## EXERCISE REQUIREMENTS
Your task is to output the entries below word for word.
** Start ITEMS **
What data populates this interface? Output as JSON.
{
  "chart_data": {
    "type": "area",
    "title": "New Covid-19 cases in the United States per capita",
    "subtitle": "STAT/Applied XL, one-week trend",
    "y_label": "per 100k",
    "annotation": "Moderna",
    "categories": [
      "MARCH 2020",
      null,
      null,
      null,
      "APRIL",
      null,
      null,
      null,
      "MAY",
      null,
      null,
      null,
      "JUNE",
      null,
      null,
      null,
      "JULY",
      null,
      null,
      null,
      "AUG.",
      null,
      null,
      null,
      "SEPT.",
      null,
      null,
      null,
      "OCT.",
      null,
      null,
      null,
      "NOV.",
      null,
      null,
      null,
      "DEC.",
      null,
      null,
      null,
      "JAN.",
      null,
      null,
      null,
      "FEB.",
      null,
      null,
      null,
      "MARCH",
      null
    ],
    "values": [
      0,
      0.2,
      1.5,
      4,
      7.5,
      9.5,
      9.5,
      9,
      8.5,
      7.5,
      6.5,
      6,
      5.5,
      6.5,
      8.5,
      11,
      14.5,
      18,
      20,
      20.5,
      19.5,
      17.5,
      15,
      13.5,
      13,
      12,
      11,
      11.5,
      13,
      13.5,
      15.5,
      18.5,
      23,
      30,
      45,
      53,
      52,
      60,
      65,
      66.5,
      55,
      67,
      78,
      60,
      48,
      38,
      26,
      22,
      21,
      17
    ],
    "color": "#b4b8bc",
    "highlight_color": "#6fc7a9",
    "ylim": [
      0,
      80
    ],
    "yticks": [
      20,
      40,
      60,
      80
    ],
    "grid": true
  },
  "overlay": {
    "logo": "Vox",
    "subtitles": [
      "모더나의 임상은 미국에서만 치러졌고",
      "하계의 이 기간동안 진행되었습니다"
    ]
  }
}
** End ITEMS **
## FINISHED ANSWER
What data populates this interface? Output as JSON.
{
  "chart_data": {
    "type": "area",
    "title": "New Covid-19 cases in the United States per capita",
    "subtitle": "STAT/Applied XL, one-week trend",
    "y_label": "per 100k",
    "annotation": "Moderna",
    "categories": [
      "MARCH 2020",
      null,
      null,
      null,
      "APRIL",
      null,
      null,
      null,
      "MAY",
      null,
      null,
      null,
      "JUNE",
      null,
      null,
      null,
      "JULY",
      null,
      null,
      null,
      "AUG.",
      null,
      null,
      null,
      "SEPT.",
      null,
      null,
      null,
      "OCT.",
      null,
      null,
      null,
      "NOV.",
      null,
      null,
      null,
      "DEC.",
      null,
      null,
      null,
      "JAN.",
      null,
      null,
      null,
      "FEB.",
      null,
      null,
      null,
      "MARCH",
      null
    ],
    "values": [
      0,
      0.2,
      1.5,
      4,
      7.5,
      9.5,
      9.5,
      9,
      8.5,
      7.5,
      6.5,
      6,
      5.5,
      6.5,
      8.5,
      11,
      14.5,
      18,
      20,
      20.5,
      19.5,
      17.5,
      15,
      13.5,
      13,
      12,
      11,
      11.5,
      13,
      13.5,
      15.5,
      18.5,
      23,
      30,
      45,
      53,
      52,
      60,
      65,
      66.5,
      55,
      67,
      78,
      60,
      48,
      38,
      26,
      22,
      21,
      17
    ],
    "color": "#b4b8bc",
    "highlight_color": "#6fc7a9",
    "ylim": [
      0,
      80
    ],
    "yticks": [
      20,
      40,
      60,
      80
    ],
    "grid": true
  },
  "overlay": {
    "logo": "Vox",
    "subtitles": [
      "모더나의 임상은 미국에서만 치러졌고",
      "하계의 이 기간동안 진행되었습니다"
    ]
  }
}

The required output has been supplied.